____ Supplied records

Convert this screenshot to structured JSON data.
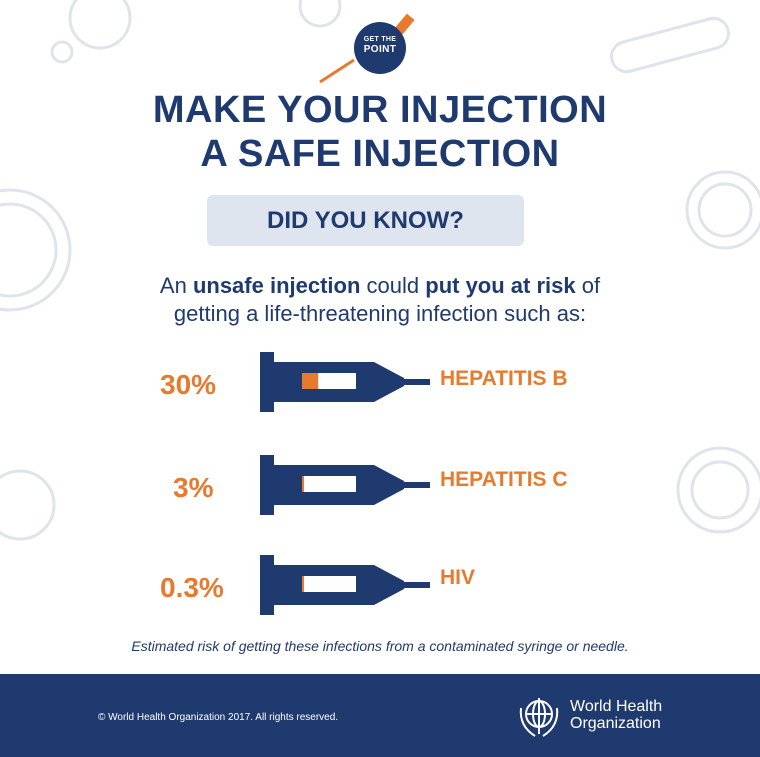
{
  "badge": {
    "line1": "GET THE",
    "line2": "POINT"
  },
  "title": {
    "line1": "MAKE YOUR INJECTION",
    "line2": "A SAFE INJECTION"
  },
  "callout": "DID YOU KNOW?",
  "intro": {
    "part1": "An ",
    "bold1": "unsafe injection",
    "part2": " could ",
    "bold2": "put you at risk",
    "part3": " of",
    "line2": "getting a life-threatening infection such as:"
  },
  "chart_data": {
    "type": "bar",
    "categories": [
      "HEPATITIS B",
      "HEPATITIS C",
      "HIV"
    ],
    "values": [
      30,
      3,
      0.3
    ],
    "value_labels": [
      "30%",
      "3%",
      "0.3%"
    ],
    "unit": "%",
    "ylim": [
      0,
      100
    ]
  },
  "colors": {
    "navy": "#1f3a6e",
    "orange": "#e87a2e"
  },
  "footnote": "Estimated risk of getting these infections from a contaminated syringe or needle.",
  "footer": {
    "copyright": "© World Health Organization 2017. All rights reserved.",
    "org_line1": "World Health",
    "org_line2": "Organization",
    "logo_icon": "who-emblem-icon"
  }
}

________
____ Supplied records

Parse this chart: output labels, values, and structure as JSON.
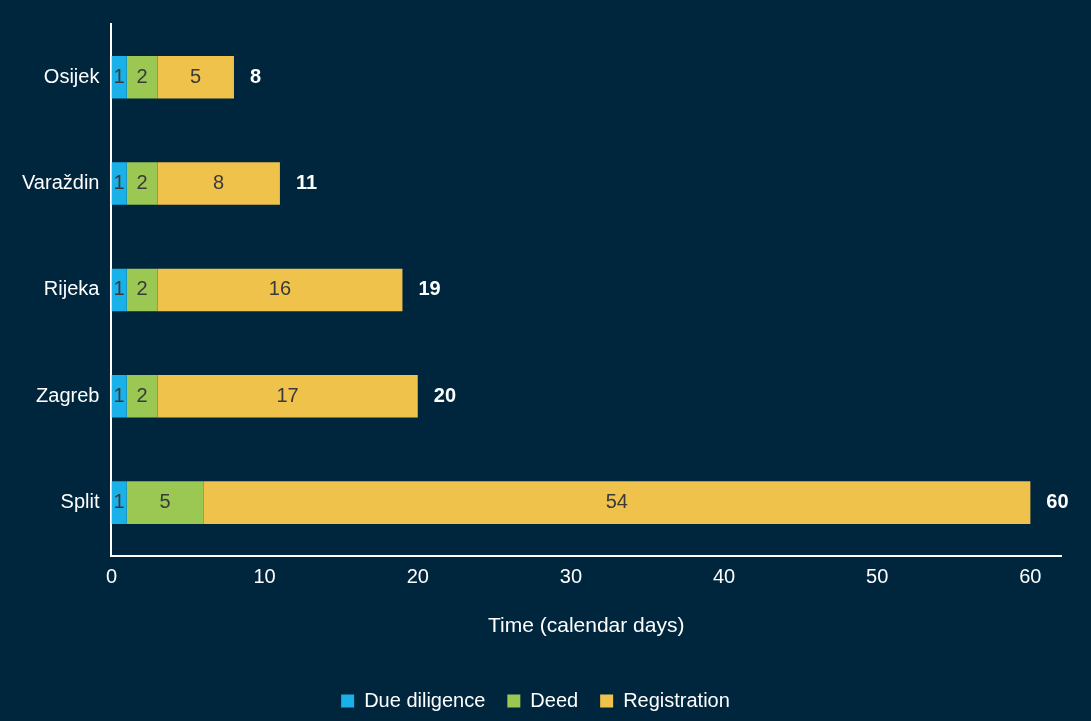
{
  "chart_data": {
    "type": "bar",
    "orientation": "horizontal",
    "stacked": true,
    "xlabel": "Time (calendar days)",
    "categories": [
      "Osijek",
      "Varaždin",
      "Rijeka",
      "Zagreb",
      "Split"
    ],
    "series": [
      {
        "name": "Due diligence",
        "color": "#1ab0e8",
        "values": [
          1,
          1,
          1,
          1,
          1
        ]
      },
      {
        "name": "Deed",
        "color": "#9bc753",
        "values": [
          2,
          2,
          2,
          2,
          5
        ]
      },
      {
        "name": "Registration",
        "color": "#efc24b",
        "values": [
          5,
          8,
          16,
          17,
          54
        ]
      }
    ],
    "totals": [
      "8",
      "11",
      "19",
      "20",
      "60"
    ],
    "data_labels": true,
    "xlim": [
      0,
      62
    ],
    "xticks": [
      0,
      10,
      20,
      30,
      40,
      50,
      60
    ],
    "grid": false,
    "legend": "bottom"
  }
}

________
____ Supplied records

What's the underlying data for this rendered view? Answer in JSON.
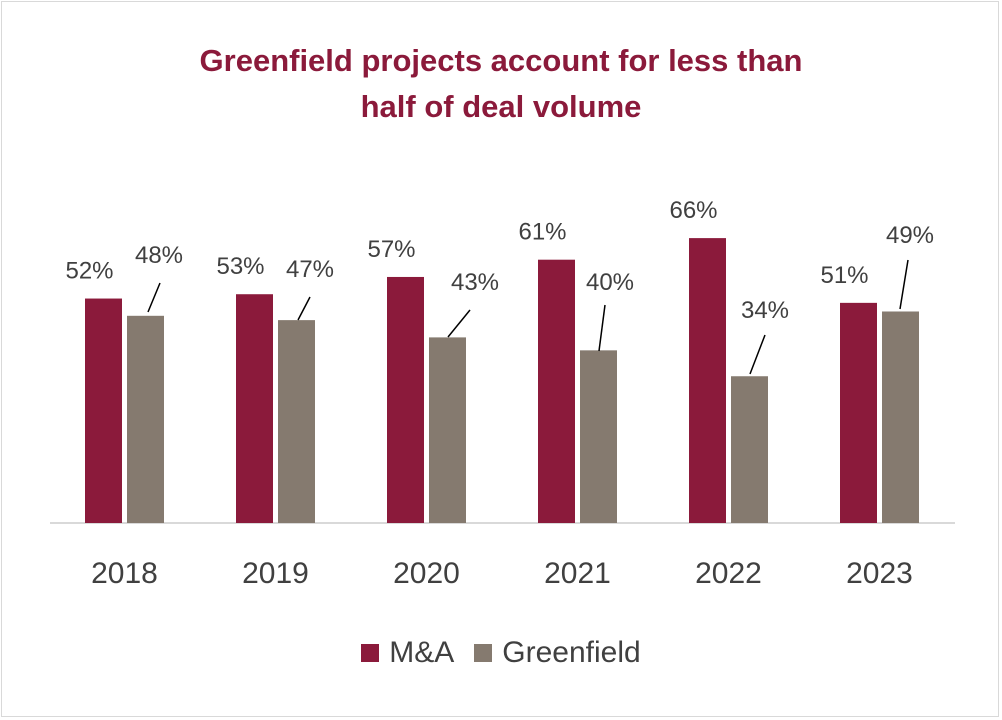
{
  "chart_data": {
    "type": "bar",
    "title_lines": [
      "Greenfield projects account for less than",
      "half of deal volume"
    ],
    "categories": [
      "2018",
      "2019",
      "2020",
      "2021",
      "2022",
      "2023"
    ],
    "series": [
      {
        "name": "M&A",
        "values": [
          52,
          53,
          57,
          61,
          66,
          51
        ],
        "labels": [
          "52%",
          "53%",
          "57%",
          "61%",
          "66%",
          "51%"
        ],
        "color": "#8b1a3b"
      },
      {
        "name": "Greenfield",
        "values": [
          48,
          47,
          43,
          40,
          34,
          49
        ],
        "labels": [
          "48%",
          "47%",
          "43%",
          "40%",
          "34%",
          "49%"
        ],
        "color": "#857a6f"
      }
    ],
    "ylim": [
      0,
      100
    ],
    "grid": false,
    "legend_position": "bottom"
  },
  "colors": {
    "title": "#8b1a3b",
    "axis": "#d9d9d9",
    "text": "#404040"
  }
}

________

Read the entries and show each line that mentions "Organization".

    "copyright": "© World Health Organization 2017. All rights reserved.",
    "org_line2": "Organization",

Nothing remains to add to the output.